_Aim of the task:_ From the entries below, pull out each line where "icon" appears.

_Data listing:_
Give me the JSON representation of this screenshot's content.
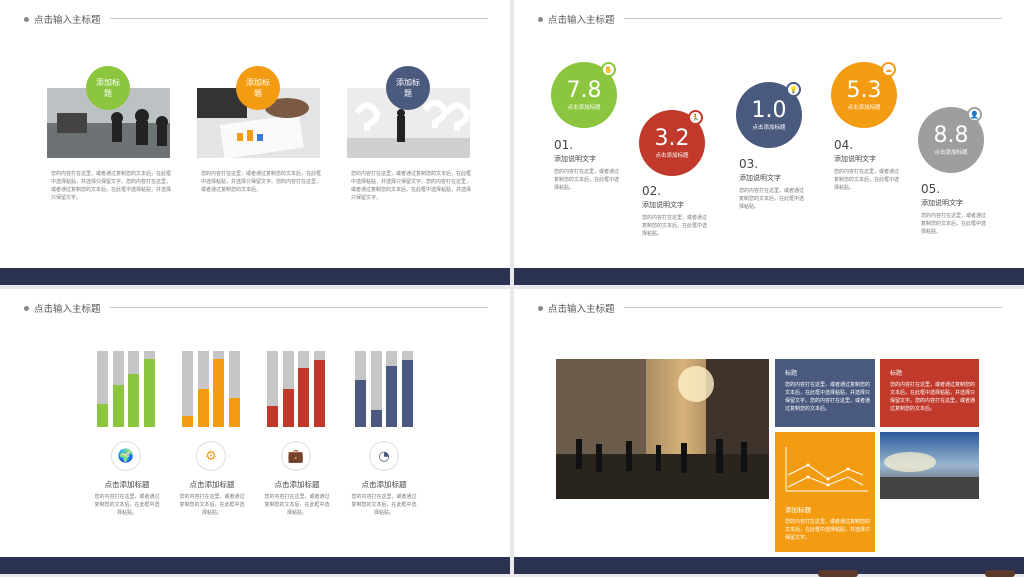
{
  "header": "点击输入主标题",
  "slide1": {
    "cards": [
      {
        "circle": "添加标题",
        "color": "#8cc63e",
        "text": "您的内容打在这里，或者通过复制您的文本后，在此框中选择粘贴，并选择只保留文字。您的内容打在这里，或者通过复制您的文本后，在此框中选择粘贴，并选择只保留文字。"
      },
      {
        "circle": "添加标题",
        "color": "#f39c12",
        "text": "您的内容打在这里，或者通过复制您的文本后，在此框中选择粘贴，并选择只保留文字。您的内容打在这里，或者通过复制您的文本后。"
      },
      {
        "circle": "添加标题",
        "color": "#4a5a7e",
        "text": "您的内容打在这里，或者通过复制您的文本后，在此框中选择粘贴，并选择只保留文字。您的内容打在这里，或者通过复制您的文本后，在此框中选择粘贴，并选择只保留文字。"
      }
    ]
  },
  "slide2": {
    "items": [
      {
        "value": "7.8",
        "label": "点击添加标题",
        "num": "01.",
        "title": "添加说明文字",
        "text": "您的内容打在这里，或者通过复制您的文本后，在此框中选择粘贴。",
        "color": "#8cc63e",
        "icon": "hand-icon"
      },
      {
        "value": "3.2",
        "label": "点击添加标题",
        "num": "02.",
        "title": "添加说明文字",
        "text": "您的内容打在这里，或者通过复制您的文本后，在此框中选择粘贴。",
        "color": "#c0392b",
        "icon": "runner-icon"
      },
      {
        "value": "1.0",
        "label": "点击添加标题",
        "num": "03.",
        "title": "添加说明文字",
        "text": "您的内容打在这里，或者通过复制您的文本后，在此框中选择粘贴。",
        "color": "#4a5a7e",
        "icon": "bulb-icon"
      },
      {
        "value": "5.3",
        "label": "点击添加标题",
        "num": "04.",
        "title": "添加说明文字",
        "text": "您的内容打在这里，或者通过复制您的文本后，在此框中选择粘贴。",
        "color": "#f39c12",
        "icon": "cloud-icon"
      },
      {
        "value": "8.8",
        "label": "点击添加标题",
        "num": "05.",
        "title": "添加说明文字",
        "text": "您的内容打在这里，或者通过复制您的文本后，在此框中选择粘贴。",
        "color": "#9e9e9e",
        "icon": "person-icon"
      }
    ]
  },
  "slide3": {
    "groups": [
      {
        "color": "#8cc63e",
        "values": [
          0.3,
          0.55,
          0.7,
          0.9
        ],
        "icon": "globe-icon",
        "title": "点击添加标题",
        "text": "您的内容打在这里，或者通过复制您的文本后，在此框中选择粘贴。"
      },
      {
        "color": "#f39c12",
        "values": [
          0.15,
          0.5,
          0.9,
          0.38
        ],
        "icon": "gears-icon",
        "title": "点击添加标题",
        "text": "您的内容打在这里，或者通过复制您的文本后，在此框中选择粘贴。"
      },
      {
        "color": "#c0392b",
        "values": [
          0.28,
          0.5,
          0.78,
          0.88
        ],
        "icon": "briefcase-icon",
        "title": "点击添加标题",
        "text": "您的内容打在这里，或者通过复制您的文本后，在此框中选择粘贴。"
      },
      {
        "color": "#4a5a7e",
        "values": [
          0.62,
          0.22,
          0.8,
          0.88
        ],
        "icon": "chart-icon",
        "title": "点击添加标题",
        "text": "您的内容打在这里，或者通过复制您的文本后，在此框中选择粘贴。"
      }
    ]
  },
  "slide4": {
    "box1": {
      "title": "标题",
      "text": "您的内容打在这里，或者通过复制您的文本后，在此框中选择粘贴，并选择只保留文字。您的内容打在这里，或者通过复制您的文本后。",
      "color": "#4a5a7e"
    },
    "box2": {
      "title": "标题",
      "text": "您的内容打在这里，或者通过复制您的文本后，在此框中选择粘贴，并选择只保留文字。您的内容打在这里，或者通过复制您的文本后。",
      "color": "#c0392b"
    },
    "box3": {
      "title": "添加标题",
      "text": "您的内容打在这里，或者通过复制您的文本后，在此框中选择粘贴，并选择只保留文字。",
      "color": "#f39c12"
    }
  }
}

_Exercise response:_
        "icon": "hand-icon"
        "icon": "runner-icon"
        "icon": "bulb-icon"
        "icon": "cloud-icon"
        "icon": "person-icon"
        "icon": "globe-icon",
        "icon": "gears-icon",
        "icon": "briefcase-icon",
        "icon": "chart-icon",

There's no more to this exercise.